DATA =
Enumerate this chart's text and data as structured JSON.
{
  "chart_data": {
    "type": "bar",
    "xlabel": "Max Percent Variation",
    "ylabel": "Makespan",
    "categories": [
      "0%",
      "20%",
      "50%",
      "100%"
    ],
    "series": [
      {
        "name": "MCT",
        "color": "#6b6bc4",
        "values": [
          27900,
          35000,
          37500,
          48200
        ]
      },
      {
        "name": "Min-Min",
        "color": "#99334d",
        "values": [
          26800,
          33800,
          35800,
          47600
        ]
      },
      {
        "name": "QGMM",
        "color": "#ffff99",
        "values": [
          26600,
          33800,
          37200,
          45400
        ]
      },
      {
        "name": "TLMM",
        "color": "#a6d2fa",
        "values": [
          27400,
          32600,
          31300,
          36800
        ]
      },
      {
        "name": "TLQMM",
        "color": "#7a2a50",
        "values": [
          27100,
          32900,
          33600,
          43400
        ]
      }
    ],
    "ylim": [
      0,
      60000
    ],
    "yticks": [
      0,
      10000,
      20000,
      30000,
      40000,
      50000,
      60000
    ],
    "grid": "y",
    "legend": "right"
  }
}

PROBLEM TO SOLVE =
Restate every line of the data word for word.

TASK OUTPUT =
Enumerate this chart's text and data as structured JSON.
{
  "chart_data": {
    "type": "bar",
    "xlabel": "Max Percent Variation",
    "ylabel": "Makespan",
    "categories": [
      "0%",
      "20%",
      "50%",
      "100%"
    ],
    "series": [
      {
        "name": "MCT",
        "color": "#6b6bc4",
        "values": [
          27900,
          35000,
          37500,
          48200
        ]
      },
      {
        "name": "Min-Min",
        "color": "#99334d",
        "values": [
          26800,
          33800,
          35800,
          47600
        ]
      },
      {
        "name": "QGMM",
        "color": "#ffff99",
        "values": [
          26600,
          33800,
          37200,
          45400
        ]
      },
      {
        "name": "TLMM",
        "color": "#a6d2fa",
        "values": [
          27400,
          32600,
          31300,
          36800
        ]
      },
      {
        "name": "TLQMM",
        "color": "#7a2a50",
        "values": [
          27100,
          32900,
          33600,
          43400
        ]
      }
    ],
    "ylim": [
      0,
      60000
    ],
    "yticks": [
      0,
      10000,
      20000,
      30000,
      40000,
      50000,
      60000
    ],
    "grid": "y",
    "legend": "right"
  }
}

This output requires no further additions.